■ Directions:
Set the data down again, exactly as it reads, but without the pictures.

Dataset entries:
- - -
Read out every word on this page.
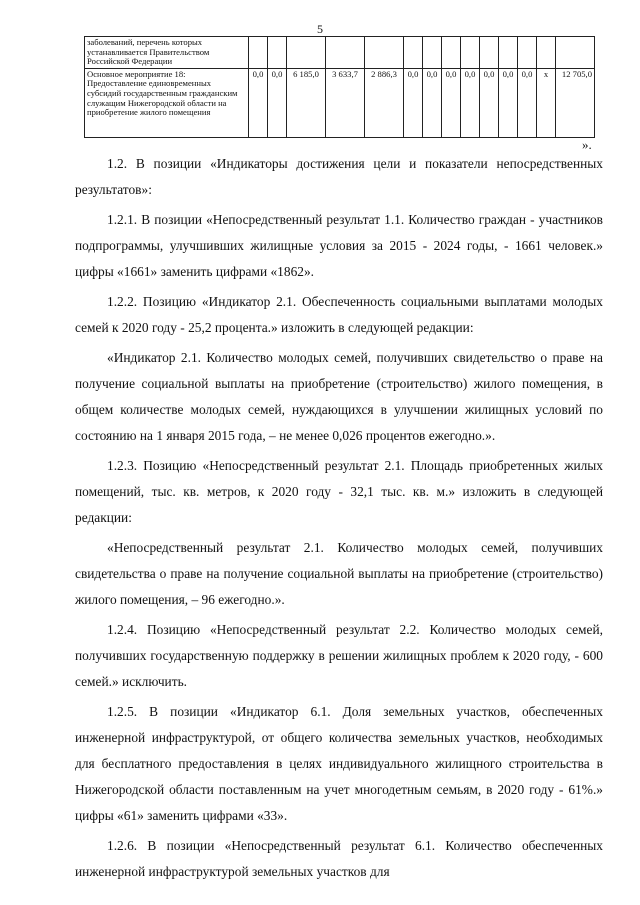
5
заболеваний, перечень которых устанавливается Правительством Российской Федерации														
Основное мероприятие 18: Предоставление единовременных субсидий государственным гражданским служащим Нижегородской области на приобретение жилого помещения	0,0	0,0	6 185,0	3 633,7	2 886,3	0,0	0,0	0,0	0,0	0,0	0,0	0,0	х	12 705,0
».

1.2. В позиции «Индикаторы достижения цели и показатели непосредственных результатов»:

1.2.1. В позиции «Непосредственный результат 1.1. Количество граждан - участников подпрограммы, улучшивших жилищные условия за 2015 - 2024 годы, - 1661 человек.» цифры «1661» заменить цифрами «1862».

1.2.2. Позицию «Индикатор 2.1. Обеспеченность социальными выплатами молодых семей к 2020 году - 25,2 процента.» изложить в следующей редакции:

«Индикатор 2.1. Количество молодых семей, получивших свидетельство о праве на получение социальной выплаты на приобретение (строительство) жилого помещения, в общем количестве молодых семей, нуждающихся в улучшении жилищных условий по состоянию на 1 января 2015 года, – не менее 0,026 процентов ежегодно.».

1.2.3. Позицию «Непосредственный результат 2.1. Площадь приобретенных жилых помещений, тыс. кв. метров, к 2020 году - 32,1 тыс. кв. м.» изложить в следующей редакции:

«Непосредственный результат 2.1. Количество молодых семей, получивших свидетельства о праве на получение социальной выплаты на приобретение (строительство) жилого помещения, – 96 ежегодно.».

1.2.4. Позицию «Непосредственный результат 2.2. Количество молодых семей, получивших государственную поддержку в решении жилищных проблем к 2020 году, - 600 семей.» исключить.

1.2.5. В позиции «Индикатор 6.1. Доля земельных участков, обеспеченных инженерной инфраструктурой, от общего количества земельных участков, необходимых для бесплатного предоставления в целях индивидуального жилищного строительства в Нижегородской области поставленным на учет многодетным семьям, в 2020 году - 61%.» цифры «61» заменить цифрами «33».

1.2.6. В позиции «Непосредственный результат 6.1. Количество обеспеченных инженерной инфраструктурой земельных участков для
- - -
■ Reply to the task:
Read out every word on this page.
5
заболеваний, перечень которых устанавливается Правительством Российской Федерации														
Основное мероприятие 18: Предоставление единовременных субсидий государственным гражданским служащим Нижегородской области на приобретение жилого помещения	0,0	0,0	6 185,0	3 633,7	2 886,3	0,0	0,0	0,0	0,0	0,0	0,0	0,0	х	12 705,0
».

1.2. В позиции «Индикаторы достижения цели и показатели непосредственных результатов»:

1.2.1. В позиции «Непосредственный результат 1.1. Количество граждан - участников подпрограммы, улучшивших жилищные условия за 2015 - 2024 годы, - 1661 человек.» цифры «1661» заменить цифрами «1862».

1.2.2. Позицию «Индикатор 2.1. Обеспеченность социальными выплатами молодых семей к 2020 году - 25,2 процента.» изложить в следующей редакции:

«Индикатор 2.1. Количество молодых семей, получивших свидетельство о праве на получение социальной выплаты на приобретение (строительство) жилого помещения, в общем количестве молодых семей, нуждающихся в улучшении жилищных условий по состоянию на 1 января 2015 года, – не менее 0,026 процентов ежегодно.».

1.2.3. Позицию «Непосредственный результат 2.1. Площадь приобретенных жилых помещений, тыс. кв. метров, к 2020 году - 32,1 тыс. кв. м.» изложить в следующей редакции:

«Непосредственный результат 2.1. Количество молодых семей, получивших свидетельства о праве на получение социальной выплаты на приобретение (строительство) жилого помещения, – 96 ежегодно.».

1.2.4. Позицию «Непосредственный результат 2.2. Количество молодых семей, получивших государственную поддержку в решении жилищных проблем к 2020 году, - 600 семей.» исключить.

1.2.5. В позиции «Индикатор 6.1. Доля земельных участков, обеспеченных инженерной инфраструктурой, от общего количества земельных участков, необходимых для бесплатного предоставления в целях индивидуального жилищного строительства в Нижегородской области поставленным на учет многодетным семьям, в 2020 году - 61%.» цифры «61» заменить цифрами «33».

1.2.6. В позиции «Непосредственный результат 6.1. Количество обеспеченных инженерной инфраструктурой земельных участков для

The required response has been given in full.